[Records from a data source]
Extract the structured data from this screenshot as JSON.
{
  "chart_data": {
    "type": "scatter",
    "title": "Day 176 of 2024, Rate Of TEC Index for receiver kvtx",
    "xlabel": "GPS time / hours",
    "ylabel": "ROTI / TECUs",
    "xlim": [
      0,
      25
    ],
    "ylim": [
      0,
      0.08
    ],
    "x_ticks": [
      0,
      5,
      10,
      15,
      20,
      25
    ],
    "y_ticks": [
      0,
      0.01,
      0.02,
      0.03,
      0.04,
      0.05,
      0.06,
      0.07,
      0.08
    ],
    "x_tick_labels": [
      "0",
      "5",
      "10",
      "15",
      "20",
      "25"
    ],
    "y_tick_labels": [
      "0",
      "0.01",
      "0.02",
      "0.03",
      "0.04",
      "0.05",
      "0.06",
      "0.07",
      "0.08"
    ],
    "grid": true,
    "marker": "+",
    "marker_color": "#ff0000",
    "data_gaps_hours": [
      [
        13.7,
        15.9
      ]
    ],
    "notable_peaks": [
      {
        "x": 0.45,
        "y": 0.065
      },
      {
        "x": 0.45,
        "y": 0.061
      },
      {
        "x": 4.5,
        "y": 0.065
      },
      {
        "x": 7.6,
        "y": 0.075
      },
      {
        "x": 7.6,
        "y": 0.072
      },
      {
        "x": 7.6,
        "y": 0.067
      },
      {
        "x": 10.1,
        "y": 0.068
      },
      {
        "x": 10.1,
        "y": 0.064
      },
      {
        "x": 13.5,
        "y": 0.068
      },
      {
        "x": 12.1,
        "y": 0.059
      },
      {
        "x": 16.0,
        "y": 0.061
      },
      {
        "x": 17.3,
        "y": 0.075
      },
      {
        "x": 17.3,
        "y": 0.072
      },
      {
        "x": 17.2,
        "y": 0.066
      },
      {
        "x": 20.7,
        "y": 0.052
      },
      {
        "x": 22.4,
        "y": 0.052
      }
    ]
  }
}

_Exercise brief:_ Each line of the material should be echoed exactly.

_Output for this task:_
Extract the structured data from this screenshot as JSON.
{
  "chart_data": {
    "type": "scatter",
    "title": "Day 176 of 2024, Rate Of TEC Index for receiver kvtx",
    "xlabel": "GPS time / hours",
    "ylabel": "ROTI / TECUs",
    "xlim": [
      0,
      25
    ],
    "ylim": [
      0,
      0.08
    ],
    "x_ticks": [
      0,
      5,
      10,
      15,
      20,
      25
    ],
    "y_ticks": [
      0,
      0.01,
      0.02,
      0.03,
      0.04,
      0.05,
      0.06,
      0.07,
      0.08
    ],
    "x_tick_labels": [
      "0",
      "5",
      "10",
      "15",
      "20",
      "25"
    ],
    "y_tick_labels": [
      "0",
      "0.01",
      "0.02",
      "0.03",
      "0.04",
      "0.05",
      "0.06",
      "0.07",
      "0.08"
    ],
    "grid": true,
    "marker": "+",
    "marker_color": "#ff0000",
    "data_gaps_hours": [
      [
        13.7,
        15.9
      ]
    ],
    "notable_peaks": [
      {
        "x": 0.45,
        "y": 0.065
      },
      {
        "x": 0.45,
        "y": 0.061
      },
      {
        "x": 4.5,
        "y": 0.065
      },
      {
        "x": 7.6,
        "y": 0.075
      },
      {
        "x": 7.6,
        "y": 0.072
      },
      {
        "x": 7.6,
        "y": 0.067
      },
      {
        "x": 10.1,
        "y": 0.068
      },
      {
        "x": 10.1,
        "y": 0.064
      },
      {
        "x": 13.5,
        "y": 0.068
      },
      {
        "x": 12.1,
        "y": 0.059
      },
      {
        "x": 16.0,
        "y": 0.061
      },
      {
        "x": 17.3,
        "y": 0.075
      },
      {
        "x": 17.3,
        "y": 0.072
      },
      {
        "x": 17.2,
        "y": 0.066
      },
      {
        "x": 20.7,
        "y": 0.052
      },
      {
        "x": 22.4,
        "y": 0.052
      }
    ]
  }
}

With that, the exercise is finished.